Repeat all the material exactly; pictures stay out of your copy.

START

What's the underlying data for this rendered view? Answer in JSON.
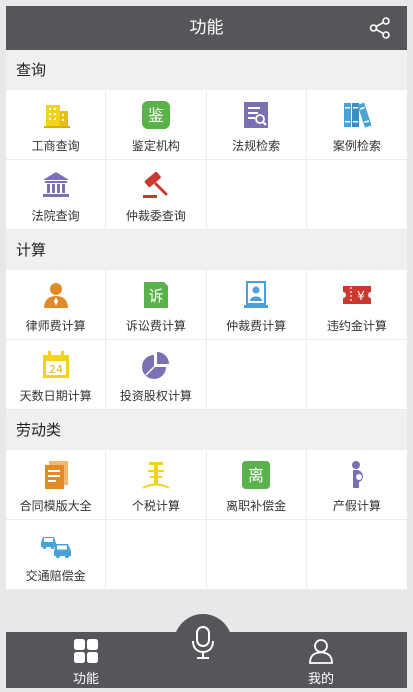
{
  "header": {
    "title": "功能"
  },
  "sections": [
    {
      "title": "查询",
      "items": [
        {
          "label": "工商查询",
          "icon": "building-icon"
        },
        {
          "label": "鉴定机构",
          "icon": "appraisal-icon"
        },
        {
          "label": "法规检索",
          "icon": "regulation-search-icon"
        },
        {
          "label": "案例检索",
          "icon": "books-icon"
        },
        {
          "label": "法院查询",
          "icon": "court-icon"
        },
        {
          "label": "仲裁委查询",
          "icon": "gavel-icon"
        }
      ],
      "icon_texts": {
        "appraisal": "鉴"
      }
    },
    {
      "title": "计算",
      "items": [
        {
          "label": "律师费计算",
          "icon": "lawyer-icon"
        },
        {
          "label": "诉讼费计算",
          "icon": "litigation-fee-icon"
        },
        {
          "label": "仲裁费计算",
          "icon": "arbitration-fee-icon"
        },
        {
          "label": "违约金计算",
          "icon": "ticket-yen-icon"
        },
        {
          "label": "天数日期计算",
          "icon": "calendar-icon"
        },
        {
          "label": "投资股权计算",
          "icon": "pie-chart-icon"
        }
      ],
      "icon_texts": {
        "litigation": "诉",
        "calendar": "24",
        "yen": "¥"
      }
    },
    {
      "title": "劳动类",
      "items": [
        {
          "label": "合同模版大全",
          "icon": "contract-icon"
        },
        {
          "label": "个税计算",
          "icon": "tax-icon"
        },
        {
          "label": "离职补偿金",
          "icon": "resignation-icon"
        },
        {
          "label": "产假计算",
          "icon": "pregnancy-icon"
        },
        {
          "label": "交通赔偿金",
          "icon": "cars-icon"
        }
      ],
      "icon_texts": {
        "resignation": "离"
      }
    }
  ],
  "bottom_nav": {
    "function_label": "功能",
    "mine_label": "我的"
  },
  "colors": {
    "header_bg": "#555659",
    "yellow": "#f2d21b",
    "green": "#5ab34a",
    "purple": "#7c6fb3",
    "blue": "#4aa3d6",
    "red": "#c9392f",
    "orange": "#e08a2a"
  }
}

END

ANSWER FOR THIS EXERCISE:
What's the underlying data for this rendered view? Answer in JSON.
{
  "header": {
    "title": "功能"
  },
  "sections": [
    {
      "title": "查询",
      "items": [
        {
          "label": "工商查询",
          "icon": "building-icon"
        },
        {
          "label": "鉴定机构",
          "icon": "appraisal-icon"
        },
        {
          "label": "法规检索",
          "icon": "regulation-search-icon"
        },
        {
          "label": "案例检索",
          "icon": "books-icon"
        },
        {
          "label": "法院查询",
          "icon": "court-icon"
        },
        {
          "label": "仲裁委查询",
          "icon": "gavel-icon"
        }
      ],
      "icon_texts": {
        "appraisal": "鉴"
      }
    },
    {
      "title": "计算",
      "items": [
        {
          "label": "律师费计算",
          "icon": "lawyer-icon"
        },
        {
          "label": "诉讼费计算",
          "icon": "litigation-fee-icon"
        },
        {
          "label": "仲裁费计算",
          "icon": "arbitration-fee-icon"
        },
        {
          "label": "违约金计算",
          "icon": "ticket-yen-icon"
        },
        {
          "label": "天数日期计算",
          "icon": "calendar-icon"
        },
        {
          "label": "投资股权计算",
          "icon": "pie-chart-icon"
        }
      ],
      "icon_texts": {
        "litigation": "诉",
        "calendar": "24",
        "yen": "¥"
      }
    },
    {
      "title": "劳动类",
      "items": [
        {
          "label": "合同模版大全",
          "icon": "contract-icon"
        },
        {
          "label": "个税计算",
          "icon": "tax-icon"
        },
        {
          "label": "离职补偿金",
          "icon": "resignation-icon"
        },
        {
          "label": "产假计算",
          "icon": "pregnancy-icon"
        },
        {
          "label": "交通赔偿金",
          "icon": "cars-icon"
        }
      ],
      "icon_texts": {
        "resignation": "离"
      }
    }
  ],
  "bottom_nav": {
    "function_label": "功能",
    "mine_label": "我的"
  },
  "colors": {
    "header_bg": "#555659",
    "yellow": "#f2d21b",
    "green": "#5ab34a",
    "purple": "#7c6fb3",
    "blue": "#4aa3d6",
    "red": "#c9392f",
    "orange": "#e08a2a"
  }
}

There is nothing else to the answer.